> **Task instructions**
Gather every line in the records below that contains the string "colorbar", and copy each of those lines in full.

◇ ◇ ◇ ◇ ◇

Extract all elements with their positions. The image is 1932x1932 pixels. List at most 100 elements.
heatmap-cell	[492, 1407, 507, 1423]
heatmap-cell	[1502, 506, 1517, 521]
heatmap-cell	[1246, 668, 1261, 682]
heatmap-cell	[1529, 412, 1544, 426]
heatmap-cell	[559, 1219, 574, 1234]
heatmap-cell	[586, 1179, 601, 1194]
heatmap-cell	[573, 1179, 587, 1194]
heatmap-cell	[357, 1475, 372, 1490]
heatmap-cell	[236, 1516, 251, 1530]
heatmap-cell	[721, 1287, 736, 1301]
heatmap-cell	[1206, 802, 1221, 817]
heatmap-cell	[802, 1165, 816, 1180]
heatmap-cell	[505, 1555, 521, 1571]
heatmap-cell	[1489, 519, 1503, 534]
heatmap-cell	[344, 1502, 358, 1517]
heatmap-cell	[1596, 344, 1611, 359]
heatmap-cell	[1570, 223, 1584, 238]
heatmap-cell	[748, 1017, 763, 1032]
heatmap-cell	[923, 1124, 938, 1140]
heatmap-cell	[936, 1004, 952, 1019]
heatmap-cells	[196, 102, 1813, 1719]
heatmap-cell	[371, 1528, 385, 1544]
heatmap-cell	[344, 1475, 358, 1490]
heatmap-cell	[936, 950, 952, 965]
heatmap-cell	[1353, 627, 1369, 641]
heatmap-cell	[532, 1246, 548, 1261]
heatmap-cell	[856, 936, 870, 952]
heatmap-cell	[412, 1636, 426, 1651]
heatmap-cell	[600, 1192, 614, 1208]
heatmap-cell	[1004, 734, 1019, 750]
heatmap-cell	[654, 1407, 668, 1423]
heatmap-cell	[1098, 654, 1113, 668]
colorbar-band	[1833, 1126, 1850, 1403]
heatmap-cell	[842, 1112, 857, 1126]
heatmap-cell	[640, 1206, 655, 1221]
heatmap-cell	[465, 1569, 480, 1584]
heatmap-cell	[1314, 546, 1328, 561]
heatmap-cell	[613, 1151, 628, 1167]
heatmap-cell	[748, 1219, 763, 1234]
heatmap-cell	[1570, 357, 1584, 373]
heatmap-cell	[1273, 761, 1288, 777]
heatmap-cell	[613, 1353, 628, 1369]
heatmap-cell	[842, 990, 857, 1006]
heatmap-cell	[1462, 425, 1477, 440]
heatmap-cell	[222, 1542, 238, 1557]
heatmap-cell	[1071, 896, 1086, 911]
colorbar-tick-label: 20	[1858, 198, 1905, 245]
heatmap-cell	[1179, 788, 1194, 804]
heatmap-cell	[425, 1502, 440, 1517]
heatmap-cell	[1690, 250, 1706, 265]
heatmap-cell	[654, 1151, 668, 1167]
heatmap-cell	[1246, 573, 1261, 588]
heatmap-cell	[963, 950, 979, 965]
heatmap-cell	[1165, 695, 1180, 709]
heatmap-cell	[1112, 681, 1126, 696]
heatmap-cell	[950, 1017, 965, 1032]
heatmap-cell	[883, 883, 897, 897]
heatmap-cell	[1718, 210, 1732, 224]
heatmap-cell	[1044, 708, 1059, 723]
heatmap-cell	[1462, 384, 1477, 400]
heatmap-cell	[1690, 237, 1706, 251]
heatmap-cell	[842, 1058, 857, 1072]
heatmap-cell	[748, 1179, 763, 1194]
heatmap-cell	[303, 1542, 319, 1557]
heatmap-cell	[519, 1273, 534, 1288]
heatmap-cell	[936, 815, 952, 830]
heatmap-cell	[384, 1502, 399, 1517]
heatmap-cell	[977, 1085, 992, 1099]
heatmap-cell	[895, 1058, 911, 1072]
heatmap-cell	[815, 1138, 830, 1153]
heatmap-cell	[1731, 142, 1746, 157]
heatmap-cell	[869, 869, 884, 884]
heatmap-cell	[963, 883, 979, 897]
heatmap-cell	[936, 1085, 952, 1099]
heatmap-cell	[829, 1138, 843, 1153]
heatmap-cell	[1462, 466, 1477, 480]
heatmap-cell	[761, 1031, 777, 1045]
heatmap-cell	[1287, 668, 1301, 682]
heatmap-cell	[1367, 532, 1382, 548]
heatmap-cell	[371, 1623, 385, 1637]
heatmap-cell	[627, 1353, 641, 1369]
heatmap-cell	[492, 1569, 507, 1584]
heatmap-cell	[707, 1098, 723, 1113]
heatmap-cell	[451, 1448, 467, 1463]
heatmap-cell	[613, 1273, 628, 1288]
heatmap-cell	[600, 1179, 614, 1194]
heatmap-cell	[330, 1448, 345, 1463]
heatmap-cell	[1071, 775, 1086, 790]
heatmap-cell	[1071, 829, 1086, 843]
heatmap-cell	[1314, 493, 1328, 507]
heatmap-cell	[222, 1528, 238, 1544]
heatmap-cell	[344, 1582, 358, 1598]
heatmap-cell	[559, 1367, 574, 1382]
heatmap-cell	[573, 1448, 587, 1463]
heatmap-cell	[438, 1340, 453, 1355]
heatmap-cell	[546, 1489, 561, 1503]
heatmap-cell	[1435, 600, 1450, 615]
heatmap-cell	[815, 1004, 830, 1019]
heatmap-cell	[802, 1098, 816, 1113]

◇ ◇ ◇ ◇ ◇

> **Complete output**
colorbar-band	[1833, 1126, 1850, 1403]
colorbar-tick-label: 20	[1858, 198, 1905, 245]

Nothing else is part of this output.